From: Mikko Perttunen <mperttunen@nvidia.com>
To: Aaron Kling <webgeek1234@gmail.com>
Cc: Michael Turquette <mturquette@baylibre.com>,
Stephen Boyd <sboyd@kernel.org>, Rob Herring <robh@kernel.org>,
Krzysztof Kozlowski <krzk+dt@kernel.org>,
Conor Dooley <conor+dt@kernel.org>,
Thierry Reding <thierry.reding@gmail.com>,
Jonathan Hunter <jonathanh@nvidia.com>,
Joseph Lo <josephl@nvidia.com>,
Peter De Schrijver <pdeschrijver@nvidia.com>,
Prashant Gaikwad <pgaikwad@nvidia.com>,
linux-clk@vger.kernel.org, devicetree@vger.kernel.org,
linux-tegra@vger.kernel.org, linux-kernel@vger.kernel.org,
Thierry Reding <treding@nvidia.com>
Subject: Re: [PATCH 5/5] arm64: tegra: Limit max cpu frequency on P3450
Date: Thu, 04 Sep 2025 09:55:58 +0900 [thread overview]
Message-ID: <8194755.G0QQBjFxQf@senjougahara> (raw)
In-Reply-To: <CALHNRZ894WcNaAuLFoDLwJ8mXDRM8PzdqRFzcyYUMPy+0q0nMw@mail.gmail.com>
On Wednesday, September 3, 2025 5:01 PM Aaron Kling wrote:
> On Wed, Sep 3, 2025 at 2:29 AM Mikko Perttunen <mperttunen@nvidia.com> wrote:
> >
> > On Wednesday, September 3, 2025 3:28 PM Aaron Kling wrote:
> > > On Wed, Sep 3, 2025 at 12:50 AM Mikko Perttunen <mperttunen@nvidia.com> wrote:
> > > >
> > > > On Saturday, August 16, 2025 2:53 PM Aaron Kling via B4 Relay wrote:
> > > > > From: Aaron Kling <webgeek1234@gmail.com>
> > > > >
> > > > > P3450's cpu is only rated for 1.4 GHz while the CVB table it uses tries
> > > > > to scale to 1.5 GHz. Set an appropriate limit on the maximum scaling
> > > > > frequency.

_What to do_
1. Answer from the P3450 cpu frequency email:
(a) On what date was the message sent?
(b) What speed is P3450's cpu rated for?
(c) To what frequency does the CVB table try to scale?
2. Continue the P3450 cpu frequency email past its last line.

_Listed records_

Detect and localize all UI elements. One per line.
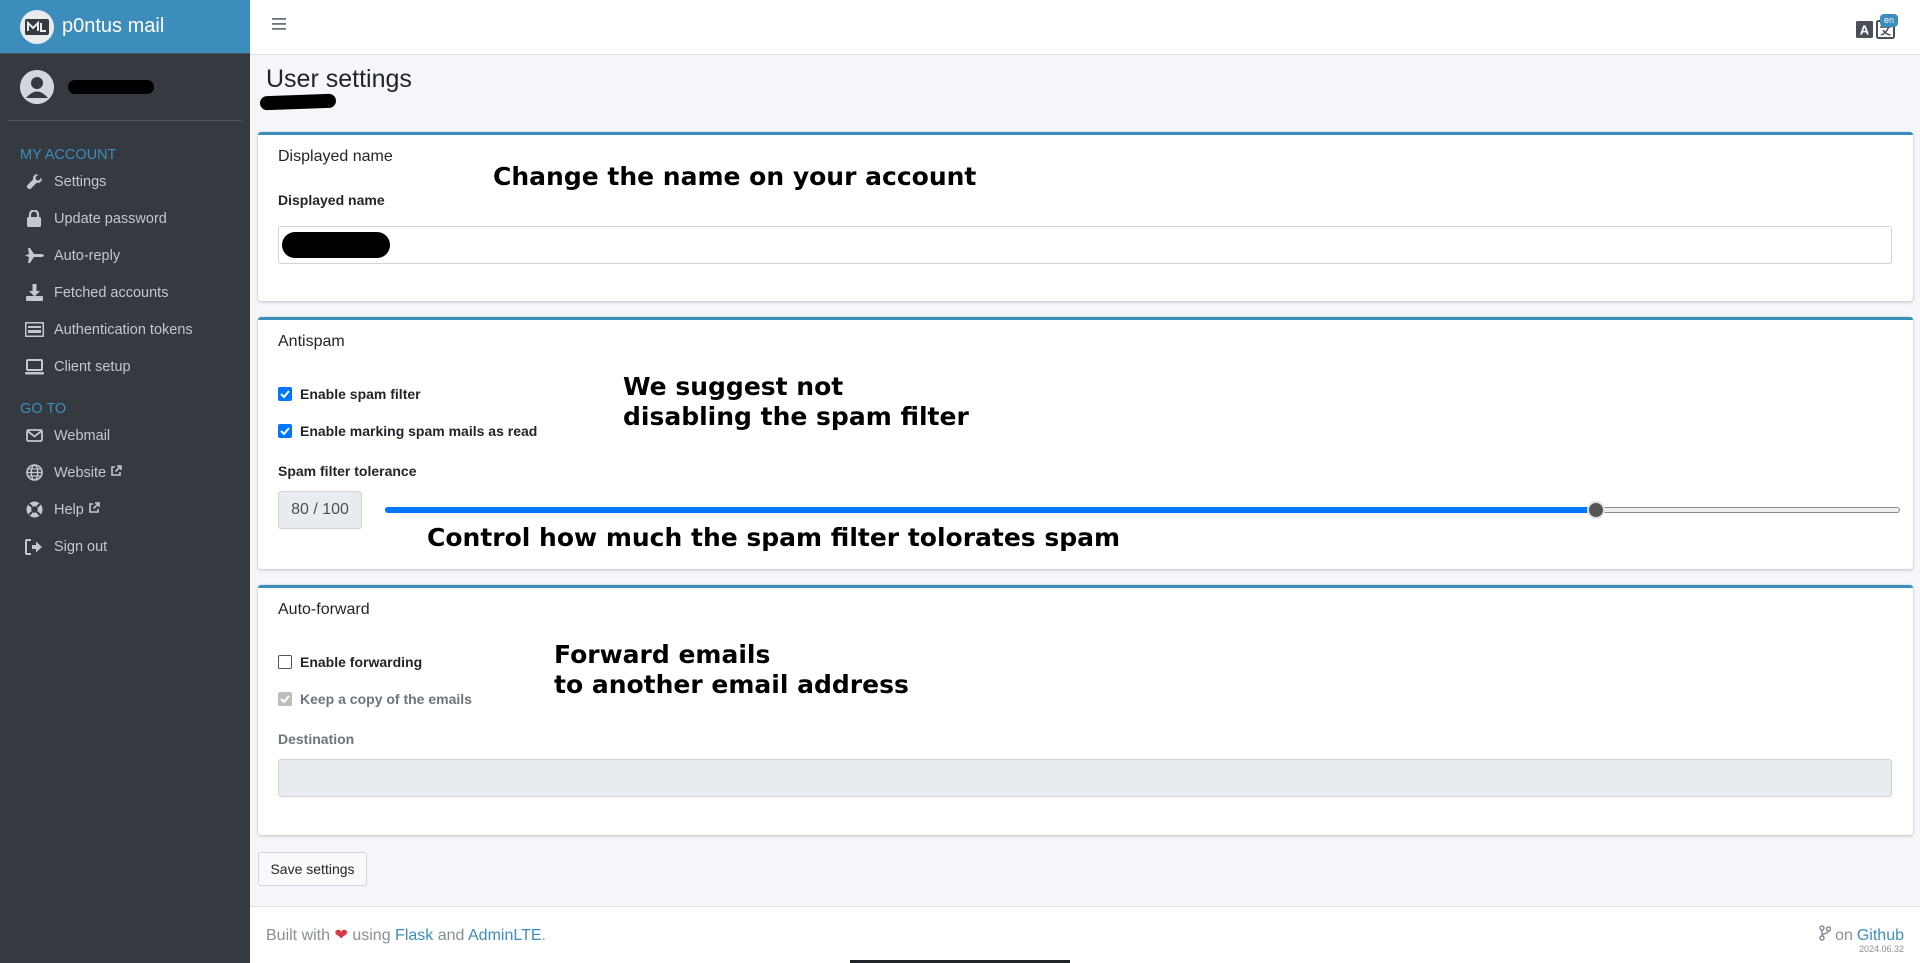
annotation-change-name: Change the name on your account [493, 162, 977, 191]
enable-marking-read-checkbox[interactable] [278, 424, 292, 438]
annotation-forward-line2: to another email address [554, 670, 909, 699]
download-icon [24, 284, 44, 302]
card-title: Auto-forward [278, 601, 370, 618]
enable-spam-filter-row: Enable spam filter [278, 386, 421, 402]
heart-icon: ❤ [334, 927, 348, 944]
destination-input[interactable] [278, 759, 1892, 797]
sidebar-item-label: Webmail [54, 427, 111, 444]
enable-forwarding-row: Enable forwarding [278, 654, 422, 670]
github-link[interactable]: Github [1857, 927, 1904, 945]
sidebar-item-settings[interactable]: Settings [0, 163, 250, 200]
displayed-name-input[interactable] [278, 226, 1892, 264]
wrench-icon [24, 173, 44, 191]
menu-toggle-icon[interactable] [272, 17, 290, 35]
laptop-icon [24, 358, 44, 376]
git-branch-icon [1819, 925, 1832, 946]
annotation-spam-line1: We suggest not [623, 372, 844, 401]
spam-tolerance-label: Spam filter tolerance [278, 463, 417, 479]
enable-marking-read-label: Enable marking spam mails as read [300, 423, 538, 439]
page-title: User settings [266, 65, 412, 93]
sidebar-item-webmail[interactable]: Webmail [0, 417, 250, 454]
user-panel[interactable] [8, 54, 242, 121]
flask-link[interactable]: Flask [395, 927, 433, 944]
footer-and: and [437, 927, 465, 944]
lifebuoy-icon [24, 501, 44, 519]
envelope-icon [24, 427, 44, 445]
sign-out-icon [24, 538, 44, 556]
redacted-subtitle [259, 93, 337, 111]
footer-github: on Github [1819, 925, 1904, 946]
sidebar-item-fetched-accounts[interactable]: Fetched accounts [0, 274, 250, 311]
lock-icon [24, 210, 44, 228]
displayed-name-card: Displayed name Change the name on your a… [258, 132, 1913, 301]
slider-fill [385, 507, 1596, 513]
save-settings-button[interactable]: Save settings [258, 852, 367, 886]
spam-tolerance-value: 80 / 100 [278, 491, 362, 529]
nav-header-go-to: GO TO [20, 401, 67, 417]
plane-icon [24, 247, 44, 265]
sidebar-item-label: Auto-reply [54, 247, 121, 264]
sidebar-item-label: Sign out [54, 538, 108, 555]
adminlte-link[interactable]: AdminLTE [468, 927, 542, 944]
nav-header-my-account: MY ACCOUNT [20, 147, 117, 163]
globe-icon [24, 464, 44, 482]
footer: Built with ❤ using Flask and AdminLTE. o… [250, 906, 1920, 963]
brand-logo-icon [20, 9, 54, 44]
keep-copy-row: Keep a copy of the emails [278, 691, 472, 707]
footer-built-with: Built with [266, 927, 331, 944]
external-link-icon [110, 464, 122, 481]
footer-on: on [1835, 926, 1853, 944]
enable-forwarding-label: Enable forwarding [300, 654, 423, 670]
antispam-card: Antispam Enable spam filter Enable marki… [258, 317, 1913, 569]
svg-text:A: A [1860, 23, 1870, 38]
language-badge: en [1879, 14, 1898, 27]
sidebar-item-label: Client setup [54, 358, 131, 375]
redacted-name-value [282, 232, 390, 258]
enable-spam-filter-label: Enable spam filter [300, 386, 421, 402]
sidebar-item-update-password[interactable]: Update password [0, 200, 250, 237]
keep-copy-label: Keep a copy of the emails [300, 691, 472, 707]
token-icon [24, 321, 44, 339]
version-text: 2024.06.32 [1858, 944, 1904, 954]
redacted-username [68, 80, 154, 94]
card-title: Antispam [278, 333, 345, 350]
translate-icon: A [1856, 20, 1896, 44]
sidebar-item-label: Fetched accounts [54, 284, 169, 301]
brand-link[interactable]: p0ntus mail [0, 0, 250, 54]
sidebar-item-label: Authentication tokens [54, 321, 193, 338]
enable-marking-read-row: Enable marking spam mails as read [278, 423, 537, 439]
sidebar-item-label: Update password [54, 210, 167, 227]
annotation-forward-line1: Forward emails [554, 640, 771, 669]
card-title: Displayed name [278, 148, 393, 165]
displayed-name-label: Displayed name [278, 192, 385, 208]
footer-credits: Built with ❤ using Flask and AdminLTE. [266, 925, 546, 945]
enable-forwarding-checkbox[interactable] [278, 655, 292, 669]
sidebar: p0ntus mail MY ACCOUNT Settings Update p… [0, 0, 250, 963]
user-avatar-icon [20, 70, 54, 104]
sidebar-item-website[interactable]: Website [0, 454, 250, 491]
annotation-slider: Control how much the spam filter tolorat… [427, 523, 1121, 552]
sidebar-item-auto-reply[interactable]: Auto-reply [0, 237, 250, 274]
sidebar-item-label: Website [54, 464, 107, 481]
brand-name: p0ntus mail [62, 15, 165, 37]
top-navbar: A en [250, 0, 1920, 55]
spam-tolerance-slider[interactable] [385, 501, 1900, 519]
sidebar-item-help[interactable]: Help [0, 491, 250, 528]
external-link-icon [88, 501, 100, 518]
sidebar-item-authentication-tokens[interactable]: Authentication tokens [0, 311, 250, 348]
keep-copy-checkbox[interactable] [278, 692, 292, 706]
slider-thumb[interactable] [1587, 501, 1606, 519]
language-switcher[interactable]: A en [1856, 14, 1898, 40]
footer-period: . [541, 927, 546, 944]
sidebar-item-label: Settings [54, 173, 107, 190]
auto-forward-card: Auto-forward Enable forwarding Keep a co… [258, 585, 1913, 835]
sidebar-item-sign-out[interactable]: Sign out [0, 528, 250, 565]
sidebar-item-client-setup[interactable]: Client setup [0, 348, 250, 385]
destination-label: Destination [278, 731, 355, 747]
annotation-spam-line2: disabling the spam filter [623, 402, 969, 431]
sidebar-item-label: Help [54, 501, 84, 518]
enable-spam-filter-checkbox[interactable] [278, 387, 292, 401]
footer-using: using [352, 927, 391, 944]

_Expected answers_
1.
(a) Thu, 04 Sep 2025
(b) 1.4 GHz
(c) 1.5 GHz

2.
> > > >
> > > > Looking at downstream, from what I can tell, the CPU's maximum frequency is indeed 1.55GHz under normal conditions. However, at temperatures over 90C, its voltage is limited to 1090mV. Reference:
> > > >
> > > > static struct dvfs_therm_limits
> > > > tegra210_core_therm_caps_ucm2[MAX_THERMAL_LIMITS] = {
> > > > {86, 1090},
> > > > {0, 0},
> > > > };
> > > > (rel-32 kernel-4.9/drivers/soc/tegra/tegra210-dvfs.c)
> > > >
> > > > Here the throttling is set at 86C, I suppose to give some margin.
> > > >
> > > > 1090mV perfectly matches the 1.479GHz operating point defined in the upstream kernel. So it seems to me that rather than setting a maximum frequency, we would need temperature dependent DVFS. Or, at least as a first step, we could have the driver just always limit the maximum frequency so it fits under the thermal cap voltage -- the temperature limit is rather high, after all.
> > > >
> > > > If you have other information, please do tell.
> > >
> > > I am basing on this line in the downstream porg dt repo:
> > >
> > > nvidia,dfll-max-freq-khz = <1479000>;
> > > (tegra-l4t-r32.7.6_good kernel-dts/tegra210-porg-p3448-common.dtsi)
> > >
> > > Which in the downstream dfll driver limits the max frequency it will use:
> > >
> > > max_freq = fcpu_data->cpu_max_freq_table[speedo_id];
> > > if (!of_property_read_u32(pdev->dev.of_node, "nvidia,dfll-max-freq-khz",
> > > &f))
> > > max_freq = min(max_freq, f * 1000UL);
> > > (tegra-l4t-r32.7.6_good drivers/clk/tegra/clk-tegra124-dfll-fcpu.c)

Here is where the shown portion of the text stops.